In the entries below, find the line containing "Read out every word on this page.". Copy it and all lines after it, exactly, through the end.
--- START Material provided ---
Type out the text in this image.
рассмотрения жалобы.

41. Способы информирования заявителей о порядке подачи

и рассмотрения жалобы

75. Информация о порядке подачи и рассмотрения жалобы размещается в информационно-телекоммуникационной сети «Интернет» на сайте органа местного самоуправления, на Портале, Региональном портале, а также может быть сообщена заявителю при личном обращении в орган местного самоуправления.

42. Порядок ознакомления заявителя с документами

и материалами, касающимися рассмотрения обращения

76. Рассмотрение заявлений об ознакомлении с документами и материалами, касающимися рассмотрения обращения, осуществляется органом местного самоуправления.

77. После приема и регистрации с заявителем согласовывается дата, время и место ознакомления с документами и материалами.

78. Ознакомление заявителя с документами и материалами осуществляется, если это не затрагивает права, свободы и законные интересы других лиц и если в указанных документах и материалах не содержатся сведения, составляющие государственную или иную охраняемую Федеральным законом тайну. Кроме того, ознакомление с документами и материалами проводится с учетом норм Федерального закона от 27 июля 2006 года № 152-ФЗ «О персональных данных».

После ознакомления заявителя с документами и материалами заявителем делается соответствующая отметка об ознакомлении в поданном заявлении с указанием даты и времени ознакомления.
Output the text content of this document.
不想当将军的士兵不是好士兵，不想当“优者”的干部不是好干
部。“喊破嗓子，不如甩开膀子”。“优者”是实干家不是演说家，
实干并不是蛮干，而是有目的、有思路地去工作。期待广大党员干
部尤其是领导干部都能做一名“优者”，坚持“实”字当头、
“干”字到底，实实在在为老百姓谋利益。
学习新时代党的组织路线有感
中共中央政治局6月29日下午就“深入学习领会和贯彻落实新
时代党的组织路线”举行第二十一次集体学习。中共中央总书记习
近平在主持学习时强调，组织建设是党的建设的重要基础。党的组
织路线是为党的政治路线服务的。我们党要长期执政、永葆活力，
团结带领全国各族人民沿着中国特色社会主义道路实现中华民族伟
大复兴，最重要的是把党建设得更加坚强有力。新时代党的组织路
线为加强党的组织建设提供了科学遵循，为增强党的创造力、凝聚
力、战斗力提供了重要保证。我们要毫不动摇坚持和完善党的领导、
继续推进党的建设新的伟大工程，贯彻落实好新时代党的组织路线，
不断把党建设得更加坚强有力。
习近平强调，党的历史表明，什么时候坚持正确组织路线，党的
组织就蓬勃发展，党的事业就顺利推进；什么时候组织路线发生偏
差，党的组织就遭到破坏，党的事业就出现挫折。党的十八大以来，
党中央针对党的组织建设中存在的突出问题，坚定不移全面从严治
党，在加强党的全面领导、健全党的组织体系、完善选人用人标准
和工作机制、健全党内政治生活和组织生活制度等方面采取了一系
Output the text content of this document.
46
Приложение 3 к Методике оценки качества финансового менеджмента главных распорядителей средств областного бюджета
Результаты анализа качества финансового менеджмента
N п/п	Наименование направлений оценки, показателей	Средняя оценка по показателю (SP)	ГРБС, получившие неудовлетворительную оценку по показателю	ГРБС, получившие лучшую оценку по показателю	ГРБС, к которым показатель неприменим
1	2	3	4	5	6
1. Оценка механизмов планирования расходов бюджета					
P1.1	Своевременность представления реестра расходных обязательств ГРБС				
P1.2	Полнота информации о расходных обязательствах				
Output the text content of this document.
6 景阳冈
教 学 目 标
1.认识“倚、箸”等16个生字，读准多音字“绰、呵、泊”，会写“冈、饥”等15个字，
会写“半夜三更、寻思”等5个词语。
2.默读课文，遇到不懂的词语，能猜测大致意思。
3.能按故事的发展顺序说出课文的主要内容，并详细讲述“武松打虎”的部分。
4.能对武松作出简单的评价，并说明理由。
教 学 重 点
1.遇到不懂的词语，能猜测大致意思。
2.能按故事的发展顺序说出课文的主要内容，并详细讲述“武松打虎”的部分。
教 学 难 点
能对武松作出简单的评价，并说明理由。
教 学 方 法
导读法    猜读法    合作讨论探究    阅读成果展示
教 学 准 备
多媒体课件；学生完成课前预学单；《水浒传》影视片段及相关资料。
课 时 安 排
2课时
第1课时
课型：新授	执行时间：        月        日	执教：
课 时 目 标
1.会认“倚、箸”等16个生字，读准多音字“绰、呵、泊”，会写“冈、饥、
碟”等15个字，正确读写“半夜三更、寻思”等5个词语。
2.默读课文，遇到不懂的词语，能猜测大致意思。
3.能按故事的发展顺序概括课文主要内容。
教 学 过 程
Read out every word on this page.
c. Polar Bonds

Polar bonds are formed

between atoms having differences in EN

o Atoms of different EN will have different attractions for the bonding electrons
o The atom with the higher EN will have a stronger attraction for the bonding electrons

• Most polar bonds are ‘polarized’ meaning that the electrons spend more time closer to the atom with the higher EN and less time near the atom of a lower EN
--- END Material provided ---
◆ Written answer ◆
Read out every word on this page.
c. Polar Bonds

Polar bonds are formed

between atoms having differences in EN

o Atoms of different EN will have different attractions for the bonding electrons
o The atom with the higher EN will have a stronger attraction for the bonding electrons

• Most polar bonds are ‘polarized’ meaning that the electrons spend more time closer to the atom with the higher EN and less time near the atom of a lower EN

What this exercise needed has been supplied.